──────── Record extracts

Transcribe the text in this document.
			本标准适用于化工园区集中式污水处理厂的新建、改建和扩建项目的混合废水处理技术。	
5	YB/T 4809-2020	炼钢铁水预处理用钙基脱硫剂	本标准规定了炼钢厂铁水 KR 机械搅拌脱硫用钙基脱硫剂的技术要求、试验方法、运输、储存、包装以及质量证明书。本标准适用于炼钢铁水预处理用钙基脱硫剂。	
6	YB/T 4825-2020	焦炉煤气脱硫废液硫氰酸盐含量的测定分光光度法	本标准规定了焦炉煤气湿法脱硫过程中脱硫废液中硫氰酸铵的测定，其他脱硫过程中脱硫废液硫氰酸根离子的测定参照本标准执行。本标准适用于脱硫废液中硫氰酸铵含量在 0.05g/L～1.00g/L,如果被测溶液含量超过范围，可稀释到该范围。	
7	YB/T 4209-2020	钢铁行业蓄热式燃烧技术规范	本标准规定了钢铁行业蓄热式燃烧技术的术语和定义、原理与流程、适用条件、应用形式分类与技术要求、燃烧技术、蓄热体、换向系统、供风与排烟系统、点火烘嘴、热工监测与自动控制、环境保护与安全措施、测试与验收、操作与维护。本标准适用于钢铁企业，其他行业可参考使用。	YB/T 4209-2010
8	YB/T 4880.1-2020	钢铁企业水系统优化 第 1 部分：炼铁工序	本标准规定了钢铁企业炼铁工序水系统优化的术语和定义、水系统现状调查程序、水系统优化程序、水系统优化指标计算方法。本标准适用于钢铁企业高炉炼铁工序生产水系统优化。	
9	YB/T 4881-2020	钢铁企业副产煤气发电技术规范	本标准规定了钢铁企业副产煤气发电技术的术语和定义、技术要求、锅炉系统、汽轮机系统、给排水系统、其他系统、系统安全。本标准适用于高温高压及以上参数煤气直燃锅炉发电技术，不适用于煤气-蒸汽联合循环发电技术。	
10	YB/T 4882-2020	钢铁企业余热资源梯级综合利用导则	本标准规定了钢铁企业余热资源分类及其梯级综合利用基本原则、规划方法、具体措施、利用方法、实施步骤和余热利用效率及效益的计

────────────────

Quote every entry exactly.

#### [Answer for the task]
Transcribe the text in this document.
			本标准适用于化工园区集中式污水处理厂的新建、改建和扩建项目的混合废水处理技术。	
5	YB/T 4809-2020	炼钢铁水预处理用钙基脱硫剂	本标准规定了炼钢厂铁水 KR 机械搅拌脱硫用钙基脱硫剂的技术要求、试验方法、运输、储存、包装以及质量证明书。本标准适用于炼钢铁水预处理用钙基脱硫剂。	
6	YB/T 4825-2020	焦炉煤气脱硫废液硫氰酸盐含量的测定分光光度法	本标准规定了焦炉煤气湿法脱硫过程中脱硫废液中硫氰酸铵的测定，其他脱硫过程中脱硫废液硫氰酸根离子的测定参照本标准执行。本标准适用于脱硫废液中硫氰酸铵含量在 0.05g/L～1.00g/L,如果被测溶液含量超过范围，可稀释到该范围。	
7	YB/T 4209-2020	钢铁行业蓄热式燃烧技术规范	本标准规定了钢铁行业蓄热式燃烧技术的术语和定义、原理与流程、适用条件、应用形式分类与技术要求、燃烧技术、蓄热体、换向系统、供风与排烟系统、点火烘嘴、热工监测与自动控制、环境保护与安全措施、测试与验收、操作与维护。本标准适用于钢铁企业，其他行业可参考使用。	YB/T 4209-2010
8	YB/T 4880.1-2020	钢铁企业水系统优化 第 1 部分：炼铁工序	本标准规定了钢铁企业炼铁工序水系统优化的术语和定义、水系统现状调查程序、水系统优化程序、水系统优化指标计算方法。本标准适用于钢铁企业高炉炼铁工序生产水系统优化。	
9	YB/T 4881-2020	钢铁企业副产煤气发电技术规范	本标准规定了钢铁企业副产煤气发电技术的术语和定义、技术要求、锅炉系统、汽轮机系统、给排水系统、其他系统、系统安全。本标准适用于高温高压及以上参数煤气直燃锅炉发电技术，不适用于煤气-蒸汽联合循环发电技术。	
10	YB/T 4882-2020	钢铁企业余热资源梯级综合利用导则	本标准规定了钢铁企业余热资源分类及其梯级综合利用基本原则、规划方法、具体措施、利用方法、实施步骤和余热利用效率及效益的计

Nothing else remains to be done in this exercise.